• _The exercise_
Find the lines holding the string "placeholder" in the data, then copy all of them.

• _Data for this exercise_

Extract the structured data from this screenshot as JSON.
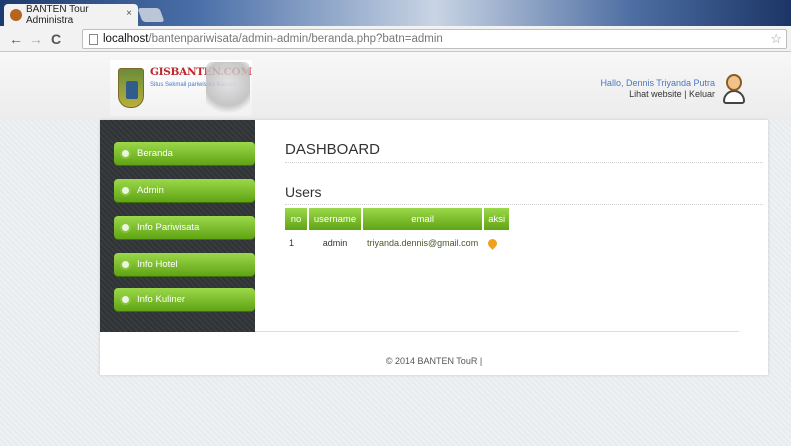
{
  "browser": {
    "tab_title": "BANTEN Tour Administra",
    "tab_close": "×",
    "url_host": "localhost",
    "url_path": "/bantenpariwisata/admin-admin/beranda.php?batn=admin",
    "back_glyph": "←",
    "forward_glyph": "→",
    "reload_glyph": "C",
    "star_glyph": "☆"
  },
  "header": {
    "logo_text": "GISBANTEN.COM",
    "logo_tagline": "Situs Sekmail pariwisata Banten",
    "greeting": "Hallo, Dennis Triyanda Putra",
    "view_site": "Lihat website",
    "separator": "|",
    "logout": "Keluar"
  },
  "sidebar": {
    "items": [
      {
        "label": "Beranda"
      },
      {
        "label": "Admin"
      },
      {
        "label": "Info Pariwisata"
      },
      {
        "label": "Info Hotel"
      },
      {
        "label": "Info Kuliner"
      }
    ]
  },
  "main": {
    "title": "DASHBOARD",
    "section": "Users",
    "table": {
      "headers": [
        "no",
        "username",
        "email",
        "aksi"
      ],
      "rows": [
        {
          "no": "1",
          "username": "admin",
          "email": "triyanda.dennis@gmail.com"
        }
      ]
    }
  },
  "footer": {
    "text": "© 2014 BANTEN TouR |"
  },
  "colors": {
    "menu_green": "#7cc22e",
    "link_blue": "#4a78c2",
    "logo_red": "#c0242b",
    "sidebar_dark": "#333739"
  },
  "icons": [
    "favicon-icon",
    "page-icon",
    "star-icon",
    "avatar-icon",
    "edit-icon",
    "bullet-icon"
  ]
}
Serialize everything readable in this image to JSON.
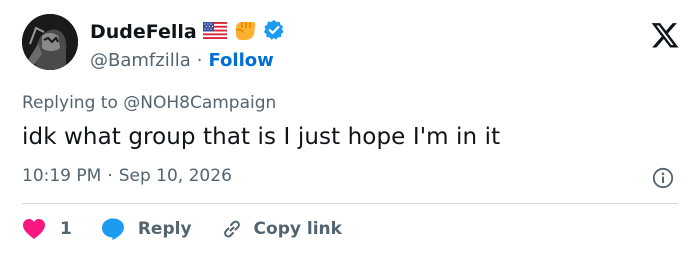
{
  "author": {
    "display_name": "DudeFella",
    "handle": "@Bamfzilla",
    "separator": "·",
    "follow_label": "Follow",
    "emojis": [
      "us-flag",
      "fist-bump"
    ],
    "verified": true
  },
  "tweet": {
    "replying_prefix": "Replying to",
    "replying_to": "@NOH8Campaign",
    "text": "idk what group that is I just hope I'm in it",
    "time": "10:19 PM",
    "dot": "·",
    "date": "Sep 10, 2026"
  },
  "actions": {
    "like_count": "1",
    "reply_label": "Reply",
    "copy_label": "Copy link"
  },
  "colors": {
    "accent": "#1d9bf0",
    "follow": "#006fd6",
    "like": "#f91880",
    "muted": "#536471",
    "text": "#0f1419"
  }
}
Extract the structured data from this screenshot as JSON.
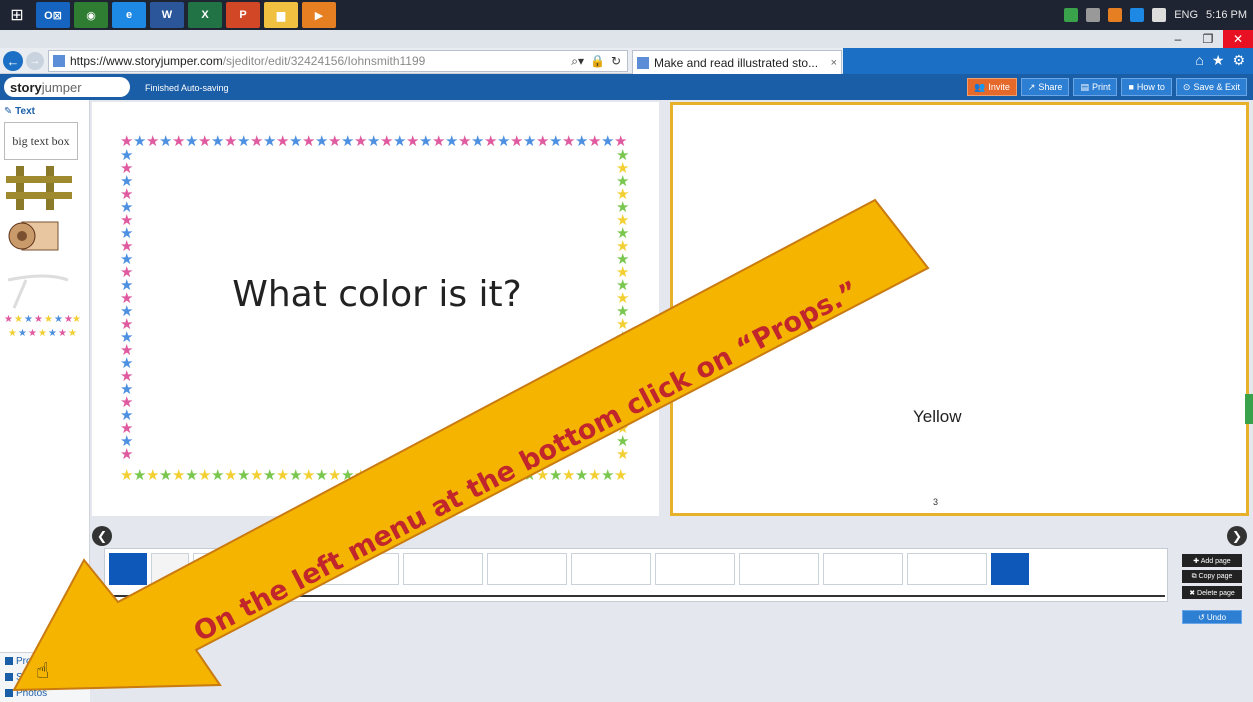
{
  "taskbar": {
    "apps": [
      {
        "icon": "windows-start-icon",
        "label": "⊞",
        "color": "#1f2433"
      },
      {
        "icon": "outlook-icon",
        "label": "O⊠",
        "color": "#1565c0"
      },
      {
        "icon": "chrome-icon",
        "label": "◉",
        "color": "#2e7d32"
      },
      {
        "icon": "ie-icon",
        "label": "e",
        "color": "#1e88e5"
      },
      {
        "icon": "word-icon",
        "label": "W",
        "color": "#2b579a"
      },
      {
        "icon": "excel-icon",
        "label": "X",
        "color": "#217346"
      },
      {
        "icon": "powerpoint-icon",
        "label": "P",
        "color": "#d24726"
      },
      {
        "icon": "explorer-icon",
        "label": "▆",
        "color": "#f0c040"
      },
      {
        "icon": "media-player-icon",
        "label": "▶",
        "color": "#e67e22"
      }
    ],
    "lang": "ENG",
    "time": "5:16 PM"
  },
  "browser": {
    "url_prefix": "https://www.",
    "url_domain": "storyjumper.com",
    "url_path": "/sjeditor/edit/32424156/Iohnsmith1199",
    "tab_title": "Make and read illustrated sto...",
    "tab_close": "×"
  },
  "sj": {
    "logo_bold": "story",
    "logo_light": "jumper",
    "status": "Finished Auto-saving",
    "buttons": [
      {
        "name": "invite-button",
        "label": "Invite",
        "icon": "👥"
      },
      {
        "name": "share-button",
        "label": "Share",
        "icon": "↗"
      },
      {
        "name": "print-button",
        "label": "Print",
        "icon": "▤"
      },
      {
        "name": "howto-button",
        "label": "How to",
        "icon": "■"
      },
      {
        "name": "save-exit-button",
        "label": "Save & Exit",
        "icon": "⊙"
      }
    ]
  },
  "left_panel": {
    "text_label": "✎ Text",
    "textbox_sample": "big text box",
    "bottom_items": [
      {
        "name": "props-menu-item",
        "label": "Props"
      },
      {
        "name": "scenes-menu-item",
        "label": "Scenes"
      },
      {
        "name": "photos-menu-item",
        "label": "Photos"
      }
    ]
  },
  "pages": {
    "left_text": "What color is it?",
    "right_text": "Yellow",
    "right_page_number": "3"
  },
  "page_tools": {
    "add_page": "✚ Add page",
    "copy_page": "⧉ Copy page",
    "delete_page": "✖ Delete page",
    "undo": "↺ Undo"
  },
  "annotation": {
    "text": "On the left menu at the bottom click on “Props.”",
    "fill": "#f5b400",
    "text_color": "#c0262c"
  }
}
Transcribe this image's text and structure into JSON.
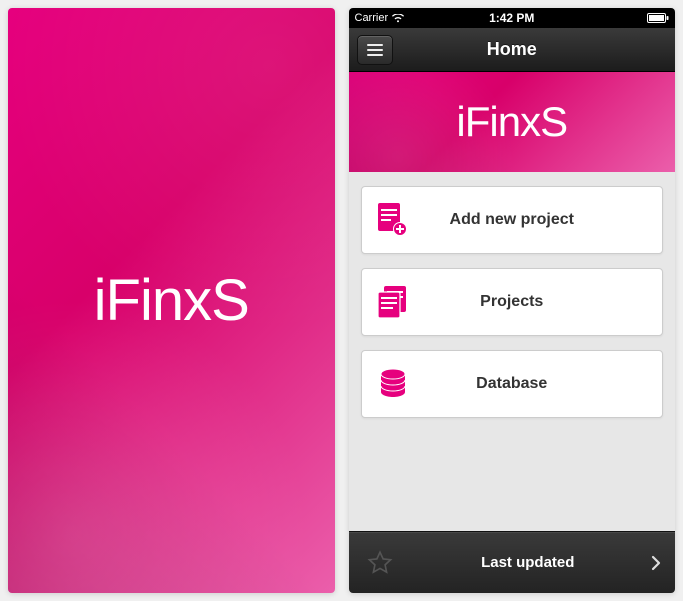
{
  "splash": {
    "brand": "iFinxS"
  },
  "status": {
    "carrier": "Carrier",
    "time": "1:42 PM"
  },
  "nav": {
    "title": "Home"
  },
  "banner": {
    "brand": "iFinxS"
  },
  "menu": {
    "items": [
      {
        "icon": "document-plus-icon",
        "label": "Add new project"
      },
      {
        "icon": "documents-icon",
        "label": "Projects"
      },
      {
        "icon": "database-icon",
        "label": "Database"
      }
    ]
  },
  "footer": {
    "label": "Last updated"
  },
  "colors": {
    "accent": "#e6007e"
  }
}
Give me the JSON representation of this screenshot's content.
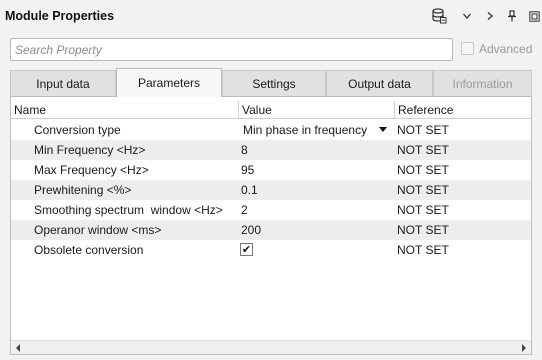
{
  "window": {
    "title": "Module Properties"
  },
  "toolbar": {
    "icons": [
      "database-icon",
      "chevron-down-icon",
      "chevron-right-icon",
      "pin-icon",
      "restore-window-icon"
    ]
  },
  "search": {
    "placeholder": "Search Property",
    "value": ""
  },
  "advanced": {
    "label": "Advanced",
    "checked": false
  },
  "tabs": [
    {
      "label": "Input data",
      "active": false,
      "disabled": false
    },
    {
      "label": "Parameters",
      "active": true,
      "disabled": false
    },
    {
      "label": "Settings",
      "active": false,
      "disabled": false
    },
    {
      "label": "Output data",
      "active": false,
      "disabled": false
    },
    {
      "label": "Information",
      "active": false,
      "disabled": true
    }
  ],
  "table": {
    "columns": [
      "Name",
      "Value",
      "Reference"
    ],
    "rows": [
      {
        "name": "Conversion type",
        "value": "Min phase in frequency",
        "reference": "NOT SET",
        "kind": "dropdown"
      },
      {
        "name": "Min Frequency <Hz>",
        "value": "8",
        "reference": "NOT SET",
        "kind": "text"
      },
      {
        "name": "Max Frequency <Hz>",
        "value": "95",
        "reference": "NOT SET",
        "kind": "text"
      },
      {
        "name": "Prewhitening <%>",
        "value": "0.1",
        "reference": "NOT SET",
        "kind": "text"
      },
      {
        "name": "Smoothing spectrum  window <Hz>",
        "value": "2",
        "reference": "NOT SET",
        "kind": "text"
      },
      {
        "name": "Operanor window <ms>",
        "value": "200",
        "reference": "NOT SET",
        "kind": "text"
      },
      {
        "name": "Obsolete conversion",
        "value": "✔",
        "reference": "NOT SET",
        "kind": "checkbox",
        "checked": true
      }
    ]
  },
  "colors": {
    "background": "#f2f2f2",
    "panel": "#ffffff",
    "alt_row": "#ededed",
    "tab_inactive": "#e1e1e1",
    "tab_active": "#f7f7f7",
    "disabled_text": "#9a9a9a"
  }
}
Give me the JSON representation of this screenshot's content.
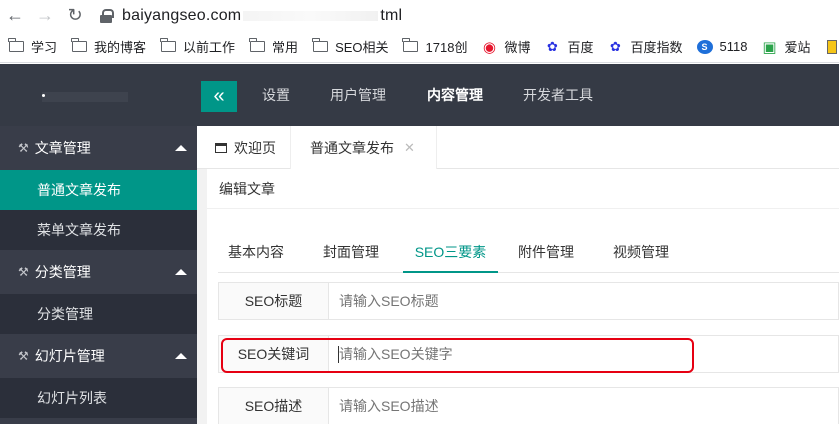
{
  "browser": {
    "url_visible_start": "baiyangseo.com",
    "url_visible_end": "tml",
    "bookmarks": [
      {
        "label": "学习",
        "icon": "folder-icon"
      },
      {
        "label": "我的博客",
        "icon": "folder-icon"
      },
      {
        "label": "以前工作",
        "icon": "folder-icon"
      },
      {
        "label": "常用",
        "icon": "folder-icon"
      },
      {
        "label": "SEO相关",
        "icon": "folder-icon"
      },
      {
        "label": "1718创",
        "icon": "folder-icon"
      },
      {
        "label": "微博",
        "icon": "weibo-icon"
      },
      {
        "label": "百度",
        "icon": "baidu-paw-icon"
      },
      {
        "label": "百度指数",
        "icon": "baidu-paw-icon"
      },
      {
        "label": "5118",
        "icon": "5118-icon"
      },
      {
        "label": "爱站",
        "icon": "aizhan-icon"
      }
    ]
  },
  "header": {
    "nav": [
      "设置",
      "用户管理",
      "内容管理",
      "开发者工具"
    ],
    "active_nav": "内容管理",
    "accent": "#009688"
  },
  "sidebar": {
    "groups": [
      {
        "label": "文章管理",
        "items": [
          "普通文章发布",
          "菜单文章发布"
        ]
      },
      {
        "label": "分类管理",
        "items": [
          "分类管理"
        ]
      },
      {
        "label": "幻灯片管理",
        "items": [
          "幻灯片列表"
        ]
      }
    ],
    "active_item": "普通文章发布"
  },
  "tabs": {
    "welcome": "欢迎页",
    "current": "普通文章发布"
  },
  "card": {
    "title": "编辑文章",
    "subtabs": [
      "基本内容",
      "封面管理",
      "SEO三要素",
      "附件管理",
      "视频管理"
    ],
    "active_subtab": "SEO三要素"
  },
  "form": {
    "title": {
      "label": "SEO标题",
      "placeholder": "请输入SEO标题",
      "value": ""
    },
    "keywords": {
      "label": "SEO关键词",
      "placeholder": "请输入SEO关键字",
      "value": ""
    },
    "description": {
      "label": "SEO描述",
      "placeholder": "请输入SEO描述",
      "value": ""
    }
  },
  "colors": {
    "highlight": "#e60012",
    "header_bg": "#353a45",
    "sidebar_bg": "#393d49"
  }
}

• _Solution below_
    "placeholder": "Search Property",
      "placeholder": "请输入SEO标题",
      "placeholder": "请输入SEO关键字",
      "placeholder": "请输入SEO描述",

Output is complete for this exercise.